_OBJECTIVE:_ Determine which lines of the records include the word "stone", and copy them.

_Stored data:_
+++

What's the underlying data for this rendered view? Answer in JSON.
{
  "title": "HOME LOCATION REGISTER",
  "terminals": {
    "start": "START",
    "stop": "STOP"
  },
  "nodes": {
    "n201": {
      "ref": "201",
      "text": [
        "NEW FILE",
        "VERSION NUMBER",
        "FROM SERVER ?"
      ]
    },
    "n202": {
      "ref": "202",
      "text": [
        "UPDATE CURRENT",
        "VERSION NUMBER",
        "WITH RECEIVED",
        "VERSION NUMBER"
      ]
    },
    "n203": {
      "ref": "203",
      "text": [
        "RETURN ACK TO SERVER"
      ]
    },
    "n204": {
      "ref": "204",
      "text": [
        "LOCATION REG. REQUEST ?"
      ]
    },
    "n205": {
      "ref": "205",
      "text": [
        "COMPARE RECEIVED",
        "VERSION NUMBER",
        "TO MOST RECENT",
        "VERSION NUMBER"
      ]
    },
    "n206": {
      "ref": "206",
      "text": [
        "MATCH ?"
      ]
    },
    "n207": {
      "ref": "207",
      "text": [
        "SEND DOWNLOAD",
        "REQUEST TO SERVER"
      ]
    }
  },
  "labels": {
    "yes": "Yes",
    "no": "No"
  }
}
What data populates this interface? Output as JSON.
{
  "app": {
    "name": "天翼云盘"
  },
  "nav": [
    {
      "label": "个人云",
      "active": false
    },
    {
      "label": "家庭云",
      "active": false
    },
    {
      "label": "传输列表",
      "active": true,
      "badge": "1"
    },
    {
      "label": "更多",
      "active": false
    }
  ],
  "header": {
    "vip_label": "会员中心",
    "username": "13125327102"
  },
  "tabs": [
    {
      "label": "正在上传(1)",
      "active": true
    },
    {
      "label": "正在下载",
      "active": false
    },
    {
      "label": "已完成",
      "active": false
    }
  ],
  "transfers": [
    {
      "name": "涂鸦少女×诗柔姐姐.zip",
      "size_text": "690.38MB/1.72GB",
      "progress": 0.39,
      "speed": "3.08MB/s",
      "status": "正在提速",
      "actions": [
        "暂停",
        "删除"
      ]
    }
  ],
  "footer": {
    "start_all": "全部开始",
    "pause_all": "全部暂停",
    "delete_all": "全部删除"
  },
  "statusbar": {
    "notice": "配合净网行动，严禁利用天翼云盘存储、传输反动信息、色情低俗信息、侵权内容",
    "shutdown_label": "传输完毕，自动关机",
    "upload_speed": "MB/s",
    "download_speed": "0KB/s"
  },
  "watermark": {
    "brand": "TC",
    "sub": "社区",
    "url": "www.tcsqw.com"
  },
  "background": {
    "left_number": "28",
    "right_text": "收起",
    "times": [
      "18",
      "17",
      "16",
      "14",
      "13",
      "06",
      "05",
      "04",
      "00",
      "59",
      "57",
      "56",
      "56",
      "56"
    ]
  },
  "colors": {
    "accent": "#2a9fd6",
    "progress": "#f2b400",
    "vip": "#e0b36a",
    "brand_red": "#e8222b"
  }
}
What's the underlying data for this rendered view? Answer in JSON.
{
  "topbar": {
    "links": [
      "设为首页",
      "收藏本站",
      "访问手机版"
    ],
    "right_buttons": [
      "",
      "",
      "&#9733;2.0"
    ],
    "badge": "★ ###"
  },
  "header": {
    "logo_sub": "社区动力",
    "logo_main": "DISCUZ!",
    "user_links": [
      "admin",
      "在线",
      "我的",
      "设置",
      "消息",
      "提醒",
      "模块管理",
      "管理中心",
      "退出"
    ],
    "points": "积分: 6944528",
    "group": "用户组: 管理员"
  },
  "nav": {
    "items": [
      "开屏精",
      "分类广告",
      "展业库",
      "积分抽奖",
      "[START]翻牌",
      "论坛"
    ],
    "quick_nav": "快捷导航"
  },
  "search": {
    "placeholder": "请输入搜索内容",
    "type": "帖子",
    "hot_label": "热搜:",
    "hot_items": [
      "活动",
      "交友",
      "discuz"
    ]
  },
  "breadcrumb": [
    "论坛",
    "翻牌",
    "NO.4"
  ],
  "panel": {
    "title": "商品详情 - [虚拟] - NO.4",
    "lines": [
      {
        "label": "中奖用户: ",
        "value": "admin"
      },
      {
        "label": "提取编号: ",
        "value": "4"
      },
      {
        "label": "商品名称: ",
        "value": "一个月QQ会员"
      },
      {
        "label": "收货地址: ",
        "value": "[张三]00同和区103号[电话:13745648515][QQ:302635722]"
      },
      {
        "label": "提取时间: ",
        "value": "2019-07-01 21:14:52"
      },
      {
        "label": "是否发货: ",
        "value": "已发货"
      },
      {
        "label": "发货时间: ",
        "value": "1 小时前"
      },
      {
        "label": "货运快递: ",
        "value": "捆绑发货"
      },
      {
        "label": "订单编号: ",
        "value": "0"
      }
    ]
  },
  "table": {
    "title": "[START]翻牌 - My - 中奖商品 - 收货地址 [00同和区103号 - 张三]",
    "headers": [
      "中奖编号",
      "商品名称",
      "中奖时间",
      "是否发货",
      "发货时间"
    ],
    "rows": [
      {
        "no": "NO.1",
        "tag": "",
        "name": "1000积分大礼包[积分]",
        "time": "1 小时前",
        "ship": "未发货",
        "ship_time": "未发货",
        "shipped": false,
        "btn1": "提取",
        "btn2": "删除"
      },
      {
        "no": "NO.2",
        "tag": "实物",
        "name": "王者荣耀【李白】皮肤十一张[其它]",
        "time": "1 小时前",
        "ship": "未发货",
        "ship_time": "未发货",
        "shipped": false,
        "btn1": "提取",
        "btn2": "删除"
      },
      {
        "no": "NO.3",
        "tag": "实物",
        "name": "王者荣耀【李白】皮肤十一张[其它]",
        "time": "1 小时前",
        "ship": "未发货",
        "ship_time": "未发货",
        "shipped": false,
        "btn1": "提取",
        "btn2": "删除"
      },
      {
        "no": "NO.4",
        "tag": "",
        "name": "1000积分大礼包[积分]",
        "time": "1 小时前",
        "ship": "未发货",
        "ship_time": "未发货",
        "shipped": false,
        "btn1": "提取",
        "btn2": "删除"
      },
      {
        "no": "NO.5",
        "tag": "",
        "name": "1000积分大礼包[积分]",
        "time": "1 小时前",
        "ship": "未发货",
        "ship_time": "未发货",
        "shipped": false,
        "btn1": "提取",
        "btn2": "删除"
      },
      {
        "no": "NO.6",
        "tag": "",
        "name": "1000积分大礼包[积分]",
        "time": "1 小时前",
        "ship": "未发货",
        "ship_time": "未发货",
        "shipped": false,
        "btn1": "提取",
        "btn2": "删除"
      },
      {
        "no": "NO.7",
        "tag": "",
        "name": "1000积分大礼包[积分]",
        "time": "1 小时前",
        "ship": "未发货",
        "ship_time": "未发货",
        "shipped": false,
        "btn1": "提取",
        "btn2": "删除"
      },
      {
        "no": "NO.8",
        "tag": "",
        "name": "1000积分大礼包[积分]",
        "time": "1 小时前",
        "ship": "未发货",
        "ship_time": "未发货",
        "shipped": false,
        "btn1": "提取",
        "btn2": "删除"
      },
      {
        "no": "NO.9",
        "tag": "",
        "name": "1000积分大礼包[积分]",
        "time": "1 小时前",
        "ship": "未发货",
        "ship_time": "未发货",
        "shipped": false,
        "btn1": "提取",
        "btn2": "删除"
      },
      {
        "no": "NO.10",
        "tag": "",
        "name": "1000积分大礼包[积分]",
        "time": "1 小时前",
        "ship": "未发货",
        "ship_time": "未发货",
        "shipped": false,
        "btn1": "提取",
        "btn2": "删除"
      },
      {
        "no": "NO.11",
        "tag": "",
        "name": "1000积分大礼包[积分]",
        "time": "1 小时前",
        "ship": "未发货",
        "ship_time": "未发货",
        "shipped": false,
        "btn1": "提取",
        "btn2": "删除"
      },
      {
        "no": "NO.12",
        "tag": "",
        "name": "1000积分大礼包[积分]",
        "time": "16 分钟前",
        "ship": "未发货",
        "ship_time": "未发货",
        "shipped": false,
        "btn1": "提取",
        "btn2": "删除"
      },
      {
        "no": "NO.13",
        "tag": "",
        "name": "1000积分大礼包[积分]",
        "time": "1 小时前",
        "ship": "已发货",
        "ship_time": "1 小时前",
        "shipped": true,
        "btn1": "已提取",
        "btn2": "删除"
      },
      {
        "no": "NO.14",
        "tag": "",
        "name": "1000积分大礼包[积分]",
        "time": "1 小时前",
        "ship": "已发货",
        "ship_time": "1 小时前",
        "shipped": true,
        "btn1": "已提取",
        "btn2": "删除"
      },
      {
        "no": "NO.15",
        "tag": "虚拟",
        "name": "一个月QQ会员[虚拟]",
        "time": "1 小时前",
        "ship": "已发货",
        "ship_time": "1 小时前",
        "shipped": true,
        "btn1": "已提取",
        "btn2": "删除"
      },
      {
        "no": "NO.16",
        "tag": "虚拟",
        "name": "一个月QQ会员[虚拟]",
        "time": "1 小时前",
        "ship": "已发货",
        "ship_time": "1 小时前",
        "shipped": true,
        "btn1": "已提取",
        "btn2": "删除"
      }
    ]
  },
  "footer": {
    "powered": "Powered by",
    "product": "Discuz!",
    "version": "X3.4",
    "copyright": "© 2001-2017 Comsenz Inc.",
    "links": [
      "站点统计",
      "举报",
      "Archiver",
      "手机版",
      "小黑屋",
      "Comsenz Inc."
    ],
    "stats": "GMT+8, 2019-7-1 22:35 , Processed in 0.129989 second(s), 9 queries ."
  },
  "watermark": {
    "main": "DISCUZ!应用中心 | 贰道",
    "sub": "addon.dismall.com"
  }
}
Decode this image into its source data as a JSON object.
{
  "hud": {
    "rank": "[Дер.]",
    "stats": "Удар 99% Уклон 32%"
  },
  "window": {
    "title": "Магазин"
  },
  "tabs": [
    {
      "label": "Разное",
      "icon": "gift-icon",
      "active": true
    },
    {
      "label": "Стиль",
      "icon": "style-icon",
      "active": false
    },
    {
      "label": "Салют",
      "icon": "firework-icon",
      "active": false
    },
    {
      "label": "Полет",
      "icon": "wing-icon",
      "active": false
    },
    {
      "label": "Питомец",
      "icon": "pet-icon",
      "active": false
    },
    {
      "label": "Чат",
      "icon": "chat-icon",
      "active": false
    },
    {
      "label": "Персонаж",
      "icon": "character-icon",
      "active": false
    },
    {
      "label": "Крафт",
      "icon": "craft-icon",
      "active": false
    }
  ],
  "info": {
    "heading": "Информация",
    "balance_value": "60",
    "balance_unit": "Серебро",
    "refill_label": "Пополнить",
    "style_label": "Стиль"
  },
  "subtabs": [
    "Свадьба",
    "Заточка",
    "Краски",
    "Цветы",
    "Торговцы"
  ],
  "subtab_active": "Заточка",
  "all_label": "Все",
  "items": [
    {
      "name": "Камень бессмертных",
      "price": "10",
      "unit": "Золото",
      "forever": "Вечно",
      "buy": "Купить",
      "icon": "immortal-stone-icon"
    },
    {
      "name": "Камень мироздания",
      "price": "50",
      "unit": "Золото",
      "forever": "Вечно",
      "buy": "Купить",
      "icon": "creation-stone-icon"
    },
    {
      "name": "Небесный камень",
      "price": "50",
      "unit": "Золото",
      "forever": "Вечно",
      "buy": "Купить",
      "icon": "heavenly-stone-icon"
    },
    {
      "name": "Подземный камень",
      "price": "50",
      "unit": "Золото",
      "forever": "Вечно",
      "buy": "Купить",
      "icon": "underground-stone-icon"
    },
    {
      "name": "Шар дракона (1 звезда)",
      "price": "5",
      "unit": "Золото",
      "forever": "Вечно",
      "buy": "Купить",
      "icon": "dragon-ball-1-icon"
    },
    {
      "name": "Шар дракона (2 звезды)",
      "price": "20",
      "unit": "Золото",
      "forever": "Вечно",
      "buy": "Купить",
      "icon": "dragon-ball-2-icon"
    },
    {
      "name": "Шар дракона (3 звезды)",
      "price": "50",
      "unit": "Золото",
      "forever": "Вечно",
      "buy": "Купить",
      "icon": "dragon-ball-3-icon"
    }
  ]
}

+++

_EXPECTED ANSWER:_
      "icon": "immortal-stone-icon"
      "icon": "creation-stone-icon"
      "icon": "heavenly-stone-icon"
      "icon": "underground-stone-icon"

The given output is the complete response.